EJERCICIO PROPUESTO 1 →
Copia del texto sobre el pensamiento de Marx el tramo que va de "Posiblemente no se" hasta "que incurre Marx.".
EJERCICIO PROPUESTO 2 →
¿Cuál es, según el texto sobre el pensamiento de Marx, la preocupación central marxista?
EJERCICIO PROPUESTO 3 →
¿Concuerda cada afirmación con el texto sobre el pensamiento de Marx? Responde sí o no y cita las palabras del texto que lo deciden. (a) La concepción elemental economicista tiene en cuenta la cosmovisión de Marx. (b) A ese núcleo del pensamiento marxista pueden atribuírsele algunos de los errores de Marx. (c) La concepción economicista se difundió masivamente antes del derrumbe del socialismo soviético.

TEXTO DADO →
-- -- --

Posiblemente no se puede comprender cabalmente el pensamiento de Marx si no se lo enmarca, antes incluso que en cualquier ideología o filosofía, en su visión del mundo, su cosmovisión. Este componente del pensamiento marxista no se tiene en cuenta en la concepción elemental economicista difundida masivamente tras el derrumbe del socialismo soviético por el gran aparato de “medios de comunicación” del capitalismo, su principal adversario histórico, político, social y vital.
Me refiero a la preocupación central marxista, casi obsesiva, eje de esa cosmovisión: la liberación definitiva del trabajo humano como requisito para que sea posible la realización vital plena de la especie humana sobre la Tierra. Este núcleo del pensamiento marxista es tan abarcador que pueden atribuírsele incluso algunos de los errores en que incurre Marx.

-- -- --

ENTRADAS PROPORCIONADAS →
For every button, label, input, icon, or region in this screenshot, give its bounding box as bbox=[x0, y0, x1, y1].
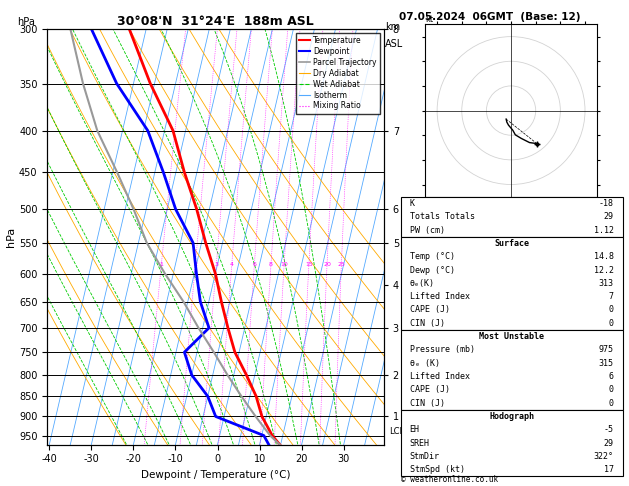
Text: 10: 10 bbox=[281, 262, 288, 267]
Text: θₑ(K): θₑ(K) bbox=[409, 279, 435, 288]
Text: CAPE (J): CAPE (J) bbox=[409, 385, 450, 394]
Text: kt: kt bbox=[425, 15, 433, 24]
Text: 322°: 322° bbox=[594, 452, 614, 461]
Text: 25: 25 bbox=[337, 262, 345, 267]
Text: Surface: Surface bbox=[494, 239, 529, 248]
Text: 1.12: 1.12 bbox=[594, 226, 614, 235]
Text: 14.8: 14.8 bbox=[594, 252, 614, 261]
Text: 4: 4 bbox=[230, 262, 234, 267]
Text: 0: 0 bbox=[609, 319, 614, 328]
Text: 2: 2 bbox=[193, 262, 198, 267]
Text: SREH: SREH bbox=[409, 438, 430, 448]
Text: Temp (°C): Temp (°C) bbox=[409, 252, 455, 261]
Y-axis label: hPa: hPa bbox=[6, 227, 16, 247]
Text: Most Unstable: Most Unstable bbox=[479, 332, 544, 341]
Text: LCL: LCL bbox=[389, 427, 404, 436]
Text: θₑ (K): θₑ (K) bbox=[409, 359, 440, 368]
Text: CIN (J): CIN (J) bbox=[409, 319, 445, 328]
Text: 1: 1 bbox=[159, 262, 164, 267]
Text: hPa: hPa bbox=[17, 17, 35, 27]
Text: PW (cm): PW (cm) bbox=[409, 226, 445, 235]
Text: 6: 6 bbox=[609, 372, 614, 381]
Text: Dewp (°C): Dewp (°C) bbox=[409, 265, 455, 275]
Text: 0: 0 bbox=[609, 305, 614, 314]
Title: 30°08'N  31°24'E  188m ASL: 30°08'N 31°24'E 188m ASL bbox=[117, 15, 314, 28]
Legend: Temperature, Dewpoint, Parcel Trajectory, Dry Adiabat, Wet Adiabat, Isotherm, Mi: Temperature, Dewpoint, Parcel Trajectory… bbox=[296, 33, 380, 114]
X-axis label: Dewpoint / Temperature (°C): Dewpoint / Temperature (°C) bbox=[141, 470, 290, 480]
Text: 7: 7 bbox=[609, 292, 614, 301]
Text: 07.05.2024  06GMT  (Base: 12): 07.05.2024 06GMT (Base: 12) bbox=[399, 12, 581, 22]
Text: Lifted Index: Lifted Index bbox=[409, 292, 470, 301]
Text: EH: EH bbox=[409, 425, 420, 434]
Text: ASL: ASL bbox=[385, 39, 403, 49]
Text: km: km bbox=[385, 22, 400, 32]
Text: 29: 29 bbox=[604, 438, 614, 448]
Text: 15: 15 bbox=[305, 262, 313, 267]
Text: 975: 975 bbox=[599, 346, 614, 354]
Text: -5: -5 bbox=[604, 425, 614, 434]
Text: © weatheronline.co.uk: © weatheronline.co.uk bbox=[401, 474, 498, 484]
Text: 17: 17 bbox=[604, 465, 614, 474]
Text: 0: 0 bbox=[609, 385, 614, 394]
Text: -18: -18 bbox=[599, 199, 614, 208]
Text: 0: 0 bbox=[609, 399, 614, 408]
Text: StmSpd (kt): StmSpd (kt) bbox=[409, 465, 465, 474]
Text: 6: 6 bbox=[252, 262, 256, 267]
Text: 3: 3 bbox=[214, 262, 218, 267]
Text: CAPE (J): CAPE (J) bbox=[409, 305, 450, 314]
Text: K: K bbox=[409, 199, 415, 208]
Text: 29: 29 bbox=[604, 212, 614, 221]
Text: 8: 8 bbox=[269, 262, 273, 267]
Text: 315: 315 bbox=[599, 359, 614, 368]
Text: 313: 313 bbox=[599, 279, 614, 288]
Text: Pressure (mb): Pressure (mb) bbox=[409, 346, 474, 354]
Text: Totals Totals: Totals Totals bbox=[409, 212, 474, 221]
Text: StmDir: StmDir bbox=[409, 452, 440, 461]
Text: Lifted Index: Lifted Index bbox=[409, 372, 470, 381]
Text: 12.2: 12.2 bbox=[594, 265, 614, 275]
Text: CIN (J): CIN (J) bbox=[409, 399, 445, 408]
Text: 20: 20 bbox=[323, 262, 331, 267]
Text: Hodograph: Hodograph bbox=[489, 412, 534, 421]
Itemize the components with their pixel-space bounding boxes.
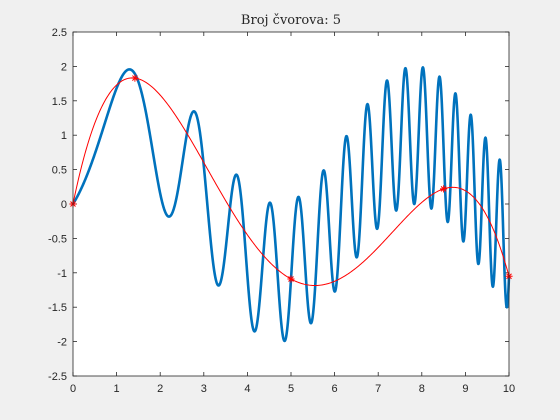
x-tick-label: 1 xyxy=(114,383,120,395)
y-tick-label: -1.5 xyxy=(48,302,67,314)
y-tick-label: -1 xyxy=(57,268,67,280)
x-tick-label: 8 xyxy=(419,383,425,395)
x-tick-label: 9 xyxy=(462,383,468,395)
y-tick-label: 0 xyxy=(61,199,67,211)
ticks-layer: 0 1 2 3 4 5 6 7 8 9 10 2.5 2 1.5 1 0.5 0 -0.5 -1 -1.5 -2 -2.5 xyxy=(48,27,515,395)
y-tick-label: 1 xyxy=(61,130,67,142)
node-marker-stroke xyxy=(288,276,294,282)
y-tick-label: -2 xyxy=(57,337,67,349)
x-tick-label: 10 xyxy=(503,383,515,395)
x-tick-label: 4 xyxy=(244,383,250,395)
chart-title: Broj čvorova: 5 xyxy=(241,13,341,28)
y-tick-label: 2.5 xyxy=(52,27,67,39)
x-tick-label: 7 xyxy=(375,383,381,395)
plot-area xyxy=(73,32,509,376)
y-tick-label: 1.5 xyxy=(52,96,67,108)
node-marker xyxy=(131,74,139,82)
node-marker xyxy=(440,185,448,193)
node-marker xyxy=(287,275,295,283)
y-tick-label: 0.5 xyxy=(52,165,67,177)
x-tick-label: 6 xyxy=(332,383,338,395)
x-tick-label: 2 xyxy=(157,383,163,395)
x-tick-label: 3 xyxy=(201,383,207,395)
node-marker-stroke xyxy=(132,75,138,81)
x-tick-label: 5 xyxy=(288,383,294,395)
y-tick-label: 2 xyxy=(61,61,67,73)
node-marker-stroke xyxy=(440,185,447,192)
plot-frame xyxy=(72,31,510,377)
x-tick-label: 0 xyxy=(70,383,76,395)
y-tick-label: -2.5 xyxy=(48,371,67,383)
y-tick-label: -0.5 xyxy=(48,233,67,245)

-- -- --

RESULTADO DEL EJERCICIO 1 →
Posiblemente no se puede comprender cabalmente el pensamiento de Marx si no se lo enmarca, antes incluso que en cualquier ideología o filosofía, en su visión del mundo, su cosmovisión. Este componente del pensamiento marxista no se tiene en cuenta en la concepción elemental economicista difundida masivamente tras el derrumbe del socialismo soviético por el gran aparato de “medios de comunicación” del capitalismo, su principal adversario histórico, político, social y vital.
Me refiero a la preocupación central marxista, casi obsesiva, eje de esa cosmovisión: la liberación definitiva del trabajo humano como requisito para que sea posible la realización vital plena de la especie humana sobre la Tierra. Este núcleo del pensamiento marxista es tan abarcador que pueden atribuírsele incluso algunos de los errores en que incurre Marx.

RESULTADO DEL EJERCICIO 2 →
La liberación definitiva del trabajo humano como requisito para que sea posible la realización vital plena de la especie humana sobre la Tierra.

RESULTADO DEL EJERCICIO 3 →
(a) No: "Este componente del pensamiento marxista no se tiene en cuenta en la concepción elemental economicista".
(b) Sí: "pueden atribuírsele incluso algunos de los errores en que incurre Marx".
(c) No: "difundida masivamente tras el derrumbe del socialismo soviético".